#### Work to do:
Copy every record exactly, and keep the pictures out.

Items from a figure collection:
• • • •

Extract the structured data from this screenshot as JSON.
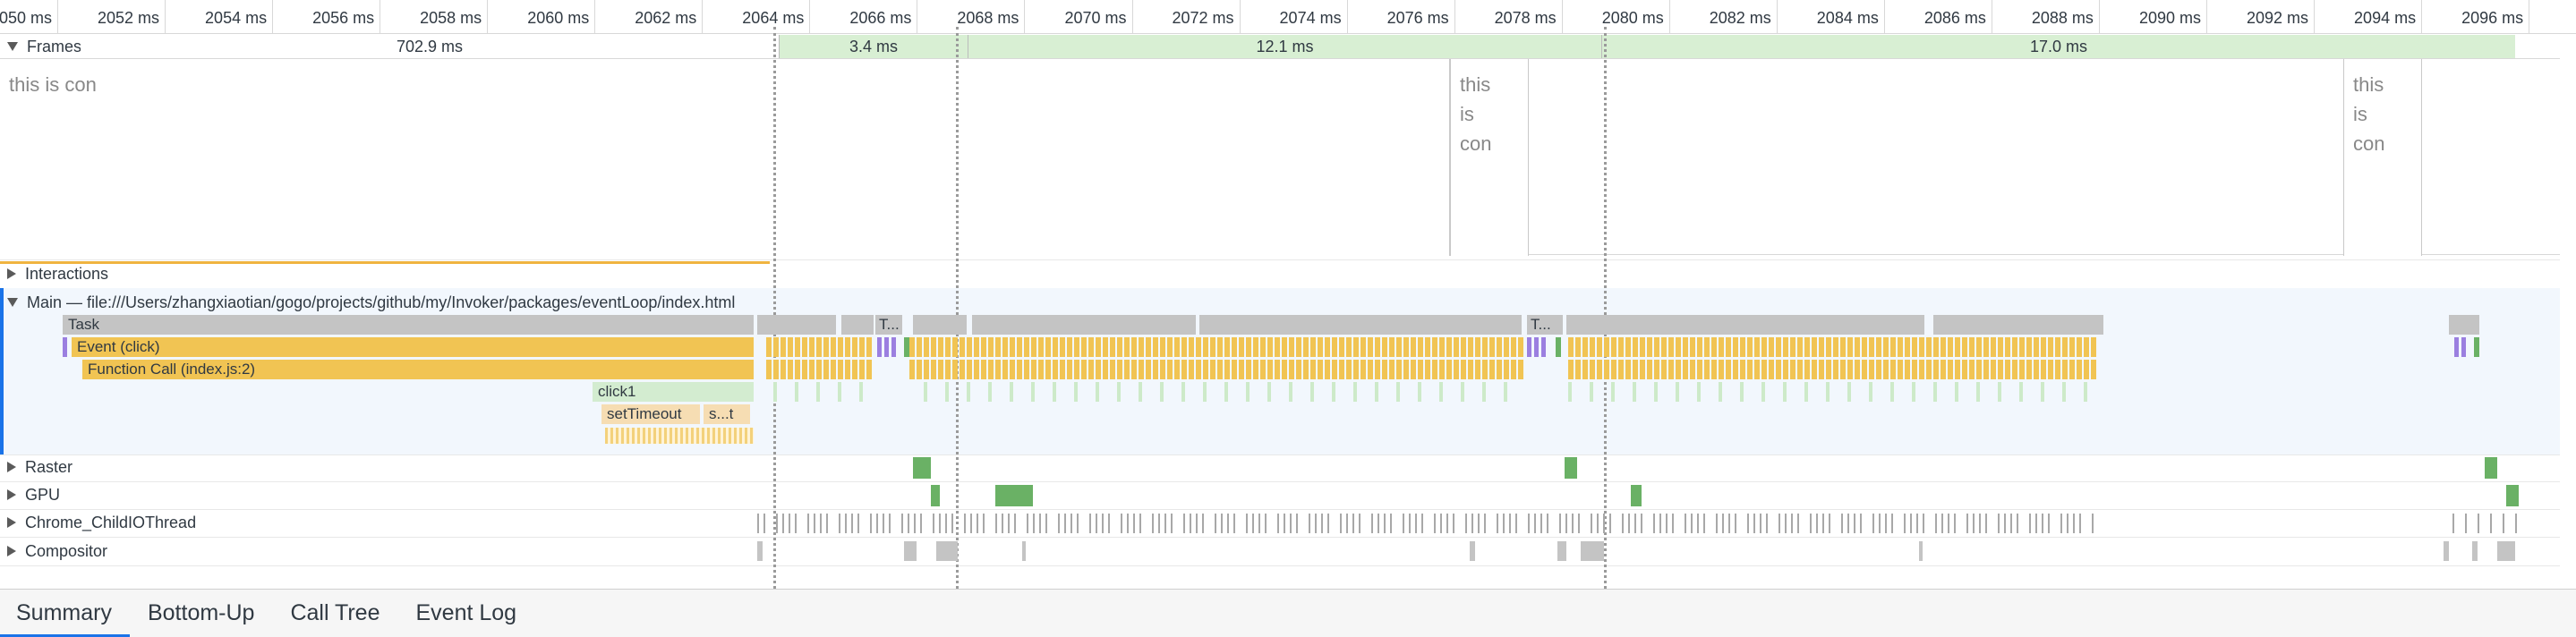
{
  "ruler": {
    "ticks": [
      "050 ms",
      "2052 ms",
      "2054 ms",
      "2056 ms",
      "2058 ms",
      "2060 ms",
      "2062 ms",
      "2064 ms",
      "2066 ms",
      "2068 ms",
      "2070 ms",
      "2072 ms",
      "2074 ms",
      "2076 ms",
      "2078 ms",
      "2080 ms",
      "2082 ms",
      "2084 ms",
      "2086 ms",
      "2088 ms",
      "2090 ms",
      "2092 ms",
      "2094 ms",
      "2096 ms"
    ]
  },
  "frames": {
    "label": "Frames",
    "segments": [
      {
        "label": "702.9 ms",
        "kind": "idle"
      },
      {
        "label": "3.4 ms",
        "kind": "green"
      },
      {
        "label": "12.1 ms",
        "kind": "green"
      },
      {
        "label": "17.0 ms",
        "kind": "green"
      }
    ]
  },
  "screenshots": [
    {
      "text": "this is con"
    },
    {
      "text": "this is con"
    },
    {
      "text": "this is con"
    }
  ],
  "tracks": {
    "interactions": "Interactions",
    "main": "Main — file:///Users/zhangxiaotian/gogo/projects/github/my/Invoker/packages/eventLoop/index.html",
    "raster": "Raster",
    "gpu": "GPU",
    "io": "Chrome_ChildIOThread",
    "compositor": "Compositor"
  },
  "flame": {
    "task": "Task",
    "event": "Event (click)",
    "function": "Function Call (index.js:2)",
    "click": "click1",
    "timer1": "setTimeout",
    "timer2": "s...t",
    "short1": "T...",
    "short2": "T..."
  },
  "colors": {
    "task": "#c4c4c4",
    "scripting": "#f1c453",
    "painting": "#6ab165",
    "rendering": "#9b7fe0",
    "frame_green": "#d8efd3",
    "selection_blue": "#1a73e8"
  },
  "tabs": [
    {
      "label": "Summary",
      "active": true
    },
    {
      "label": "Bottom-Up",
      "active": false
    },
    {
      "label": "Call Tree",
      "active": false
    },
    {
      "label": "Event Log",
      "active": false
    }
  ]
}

• • • •

#### Finished answer:
Extract the structured data from this screenshot as JSON.
{
  "ruler": {
    "ticks": [
      "050 ms",
      "2052 ms",
      "2054 ms",
      "2056 ms",
      "2058 ms",
      "2060 ms",
      "2062 ms",
      "2064 ms",
      "2066 ms",
      "2068 ms",
      "2070 ms",
      "2072 ms",
      "2074 ms",
      "2076 ms",
      "2078 ms",
      "2080 ms",
      "2082 ms",
      "2084 ms",
      "2086 ms",
      "2088 ms",
      "2090 ms",
      "2092 ms",
      "2094 ms",
      "2096 ms"
    ]
  },
  "frames": {
    "label": "Frames",
    "segments": [
      {
        "label": "702.9 ms",
        "kind": "idle"
      },
      {
        "label": "3.4 ms",
        "kind": "green"
      },
      {
        "label": "12.1 ms",
        "kind": "green"
      },
      {
        "label": "17.0 ms",
        "kind": "green"
      }
    ]
  },
  "screenshots": [
    {
      "text": "this is con"
    },
    {
      "text": "this is con"
    },
    {
      "text": "this is con"
    }
  ],
  "tracks": {
    "interactions": "Interactions",
    "main": "Main — file:///Users/zhangxiaotian/gogo/projects/github/my/Invoker/packages/eventLoop/index.html",
    "raster": "Raster",
    "gpu": "GPU",
    "io": "Chrome_ChildIOThread",
    "compositor": "Compositor"
  },
  "flame": {
    "task": "Task",
    "event": "Event (click)",
    "function": "Function Call (index.js:2)",
    "click": "click1",
    "timer1": "setTimeout",
    "timer2": "s...t",
    "short1": "T...",
    "short2": "T..."
  },
  "colors": {
    "task": "#c4c4c4",
    "scripting": "#f1c453",
    "painting": "#6ab165",
    "rendering": "#9b7fe0",
    "frame_green": "#d8efd3",
    "selection_blue": "#1a73e8"
  },
  "tabs": [
    {
      "label": "Summary",
      "active": true
    },
    {
      "label": "Bottom-Up",
      "active": false
    },
    {
      "label": "Call Tree",
      "active": false
    },
    {
      "label": "Event Log",
      "active": false
    }
  ]
}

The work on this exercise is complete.